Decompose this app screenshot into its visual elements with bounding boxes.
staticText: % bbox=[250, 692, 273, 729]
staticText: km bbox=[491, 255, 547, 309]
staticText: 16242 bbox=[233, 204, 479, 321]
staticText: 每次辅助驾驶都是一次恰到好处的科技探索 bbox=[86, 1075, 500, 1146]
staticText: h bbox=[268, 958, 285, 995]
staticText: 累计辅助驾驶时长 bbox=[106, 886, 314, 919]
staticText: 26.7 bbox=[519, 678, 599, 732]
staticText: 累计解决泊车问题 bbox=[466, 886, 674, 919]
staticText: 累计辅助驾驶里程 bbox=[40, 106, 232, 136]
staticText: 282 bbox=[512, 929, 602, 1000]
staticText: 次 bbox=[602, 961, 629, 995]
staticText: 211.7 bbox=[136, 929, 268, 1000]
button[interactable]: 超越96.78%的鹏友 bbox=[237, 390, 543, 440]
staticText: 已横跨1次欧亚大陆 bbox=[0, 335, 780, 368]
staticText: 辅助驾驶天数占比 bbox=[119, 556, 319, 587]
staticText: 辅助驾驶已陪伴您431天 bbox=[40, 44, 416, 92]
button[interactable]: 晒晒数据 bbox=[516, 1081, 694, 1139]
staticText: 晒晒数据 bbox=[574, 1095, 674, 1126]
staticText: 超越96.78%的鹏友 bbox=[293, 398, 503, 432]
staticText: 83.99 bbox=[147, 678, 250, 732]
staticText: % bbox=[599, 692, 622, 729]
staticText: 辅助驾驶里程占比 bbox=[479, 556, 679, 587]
########################################
Objective:
Print every line of the records above exactly, with nothing changed or left out.

Expected answer:
Decompose this app screenshot into its visual elements with bounding boxes.
staticText: % bbox=[250, 692, 273, 729]
staticText: km bbox=[491, 255, 547, 309]
staticText: 16242 bbox=[233, 204, 479, 321]
staticText: 每次辅助驾驶都是一次恰到好处的科技探索 bbox=[86, 1075, 500, 1146]
staticText: h bbox=[268, 958, 285, 995]
staticText: 累计辅助驾驶时长 bbox=[106, 886, 314, 919]
staticText: 26.7 bbox=[519, 678, 599, 732]
staticText: 累计解决泊车问题 bbox=[466, 886, 674, 919]
staticText: 累计辅助驾驶里程 bbox=[40, 106, 232, 136]
staticText: 282 bbox=[512, 929, 602, 1000]
staticText: 次 bbox=[602, 961, 629, 995]
staticText: 211.7 bbox=[136, 929, 268, 1000]
button[interactable]: 超越96.78%的鹏友 bbox=[237, 390, 543, 440]
staticText: 已横跨1次欧亚大陆 bbox=[0, 335, 780, 368]
staticText: 辅助驾驶天数占比 bbox=[119, 556, 319, 587]
staticText: 辅助驾驶已陪伴您431天 bbox=[40, 44, 416, 92]
button[interactable]: 晒晒数据 bbox=[516, 1081, 694, 1139]
staticText: 晒晒数据 bbox=[574, 1095, 674, 1126]
staticText: 超越96.78%的鹏友 bbox=[293, 398, 503, 432]
staticText: 83.99 bbox=[147, 678, 250, 732]
staticText: % bbox=[599, 692, 622, 729]
staticText: 辅助驾驶里程占比 bbox=[479, 556, 679, 587]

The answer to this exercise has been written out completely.